EXERCISE PROMPT: Report each line of the material below where the word "Department" can be found.

DATA SHOWN:
================================

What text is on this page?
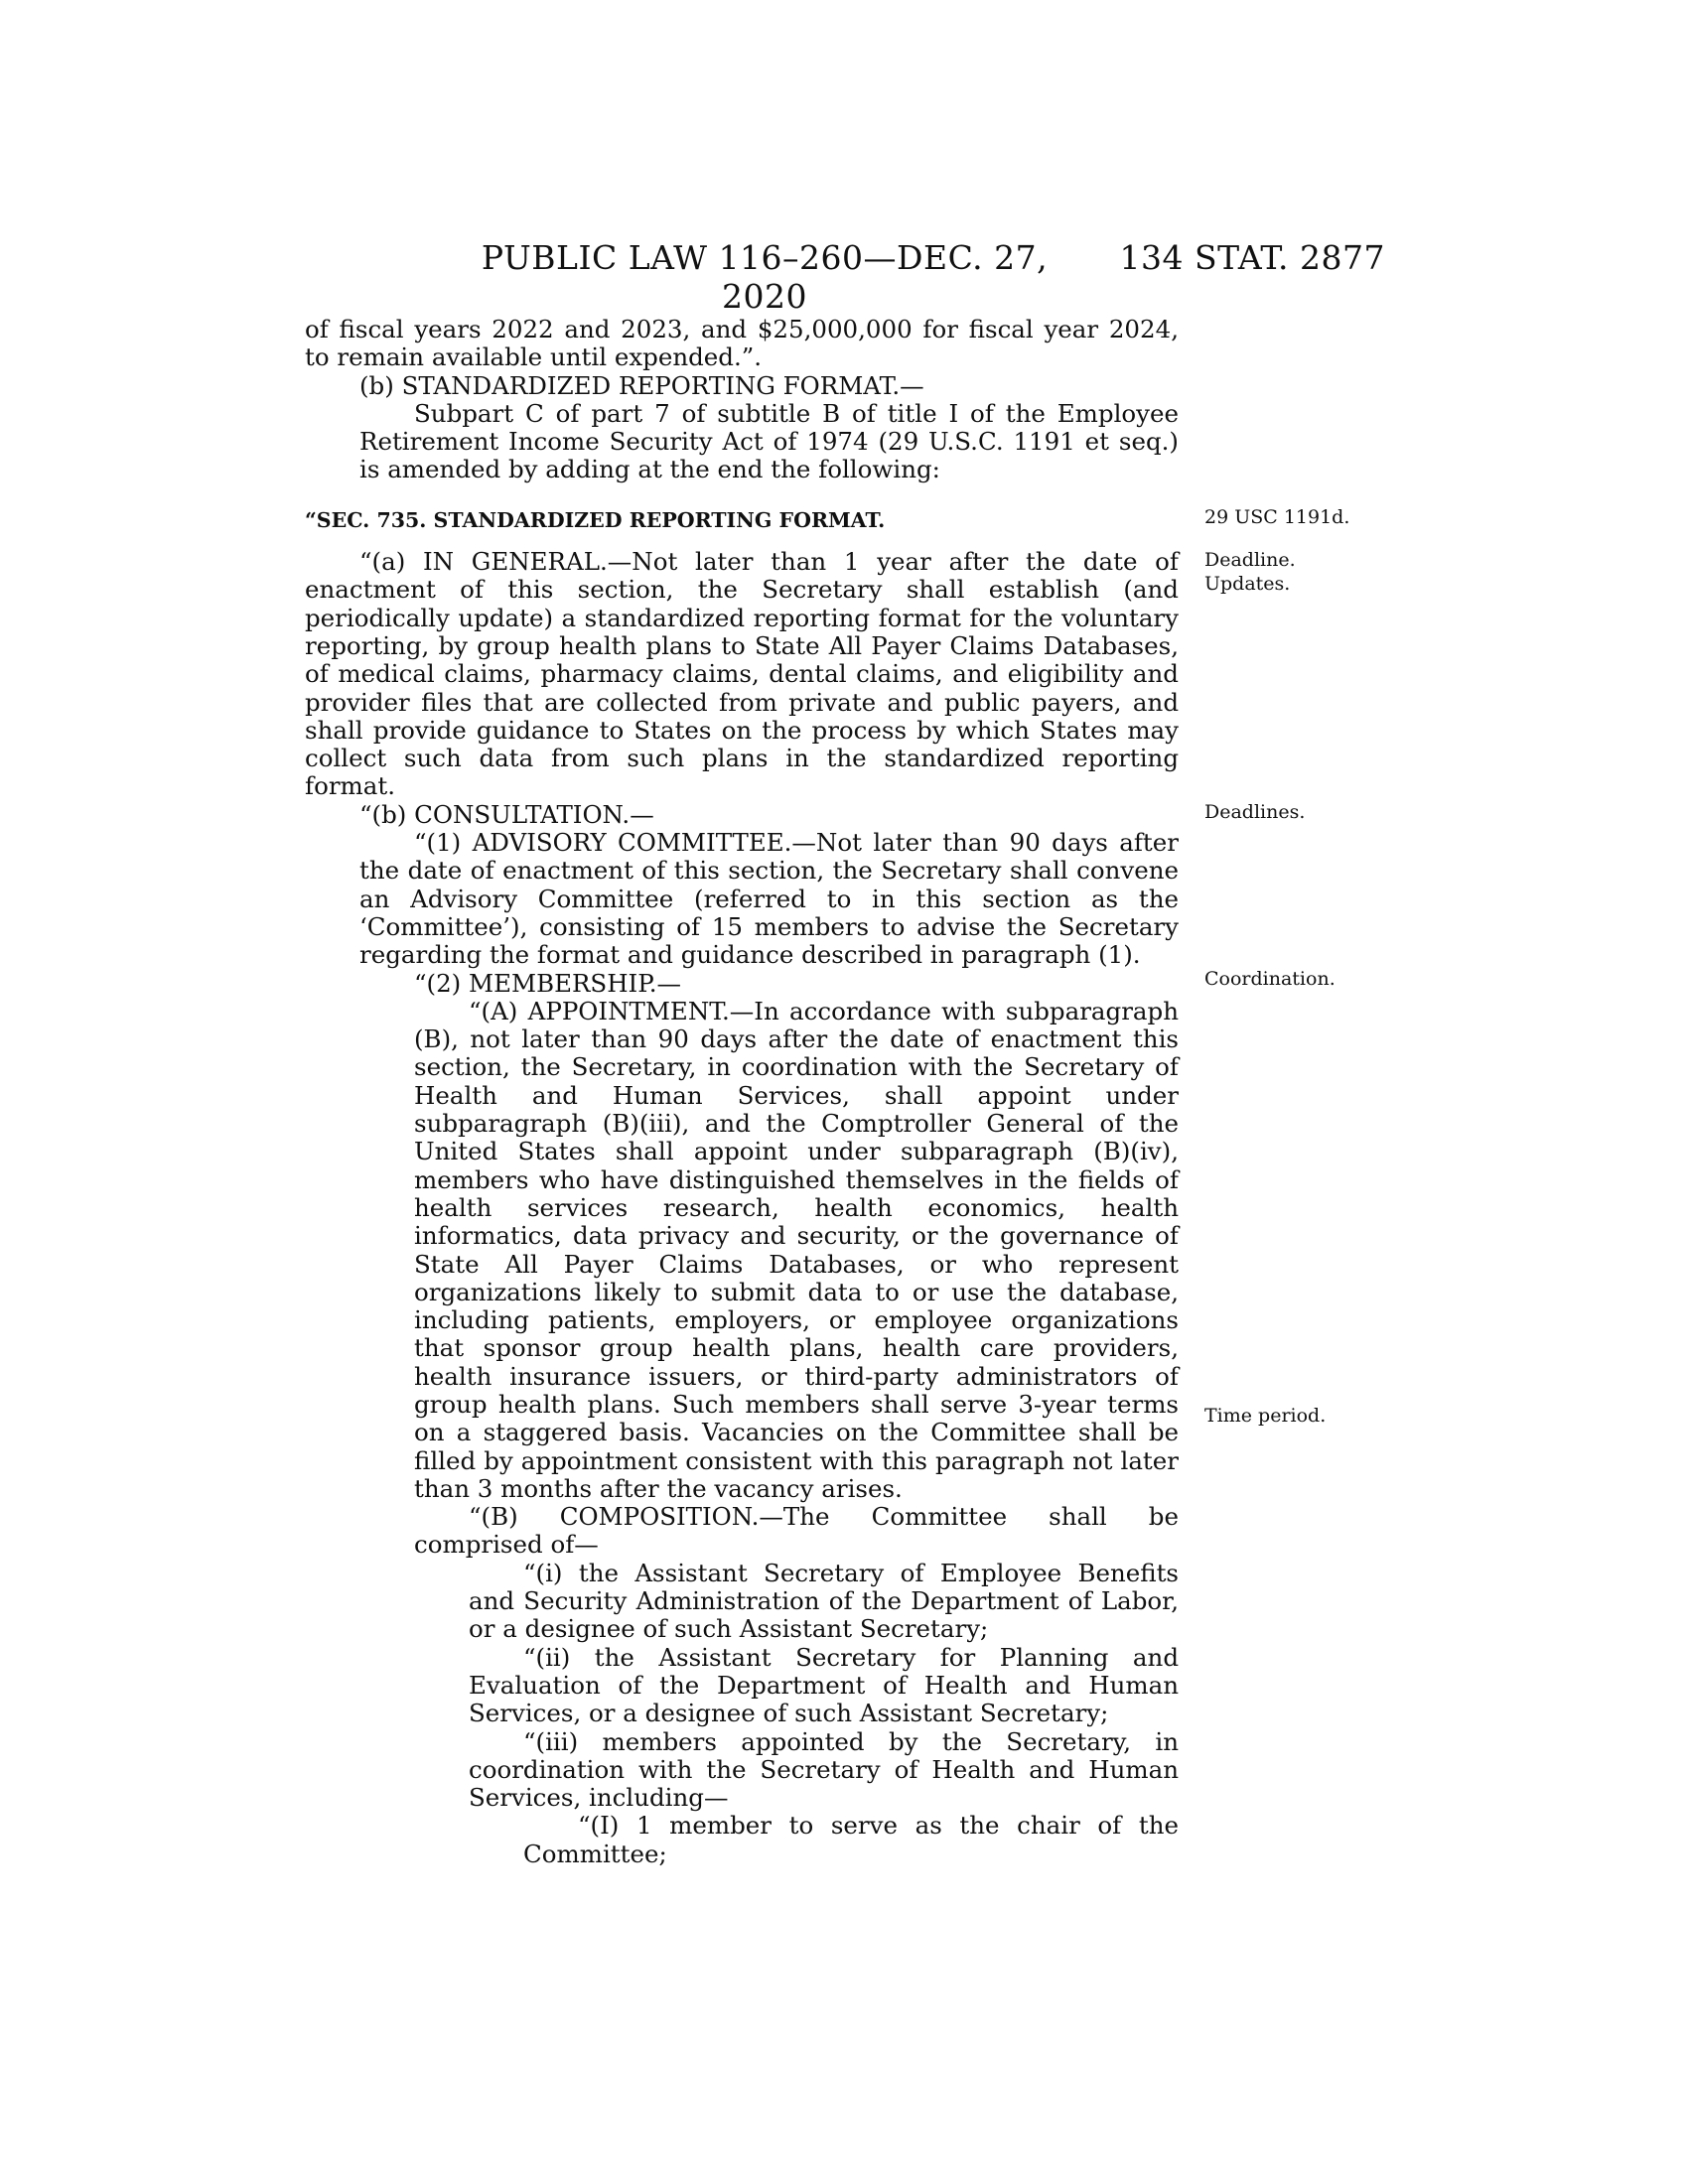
PUBLIC LAW 116–260—DEC. 27, 2020
134 STAT. 2877

of fiscal years 2022 and 2023, and $25,000,000 for fiscal year 2024, to remain available until expended.”.

(b) STANDARDIZED REPORTING FORMAT.—

Subpart C of part 7 of subtitle B of title I of the Employee Retirement Income Security Act of 1974 (29 U.S.C. 1191 et seq.) is amended by adding at the end the following:

“SEC. 735. STANDARDIZED REPORTING FORMAT.

“(a) IN GENERAL.—Not later than 1 year after the date of enactment of this section, the Secretary shall establish (and periodically update) a standardized reporting format for the voluntary reporting, by group health plans to State All Payer Claims Databases, of medical claims, pharmacy claims, dental claims, and eligibility and provider files that are collected from private and public payers, and shall provide guidance to States on the process by which States may collect such data from such plans in the standardized reporting format.

“(b) CONSULTATION.—

“(1) ADVISORY COMMITTEE.—Not later than 90 days after the date of enactment of this section, the Secretary shall convene an Advisory Committee (referred to in this section as the ‘Committee’), consisting of 15 members to advise the Secretary regarding the format and guidance described in paragraph (1).

“(2) MEMBERSHIP.—

“(A) APPOINTMENT.—In accordance with subparagraph (B), not later than 90 days after the date of enactment this section, the Secretary, in coordination with the Secretary of Health and Human Services, shall appoint under subparagraph (B)(iii), and the Comptroller General of the United States shall appoint under subparagraph (B)(iv), members who have distinguished themselves in the fields of health services research, health economics, health informatics, data privacy and security, or the governance of State All Payer Claims Databases, or who represent organizations likely to submit data to or use the database, including patients, employers, or employee organizations that sponsor group health plans, health care providers, health insurance issuers, or third-party administrators of group health plans. Such members shall serve 3-year terms on a staggered basis. Vacancies on the Committee shall be filled by appointment consistent with this paragraph not later than 3 months after the vacancy arises.

“(B) COMPOSITION.—The Committee shall be comprised of—

“(i) the Assistant Secretary of Employee Benefits and Security Administration of the Department of Labor, or a designee of such Assistant Secretary;

“(ii) the Assistant Secretary for Planning and Evaluation of the Department of Health and Human Services, or a designee of such Assistant Secretary;

“(iii) members appointed by the Secretary, in coordination with the Secretary of Health and Human Services, including—

“(I) 1 member to serve as the chair of the Committee;

29 USC 1191d.
Deadline.
Updates.
Deadlines.
Coordination.
Time period.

================================

RESULT FOR THIS EXERCISE:
“(i) the Assistant Secretary of Employee Benefits and Security Administration of the Department of Labor, or a designee of such Assistant Secretary;
“(ii) the Assistant Secretary for Planning and Evaluation of the Department of Health and Human Services, or a designee of such Assistant Secretary;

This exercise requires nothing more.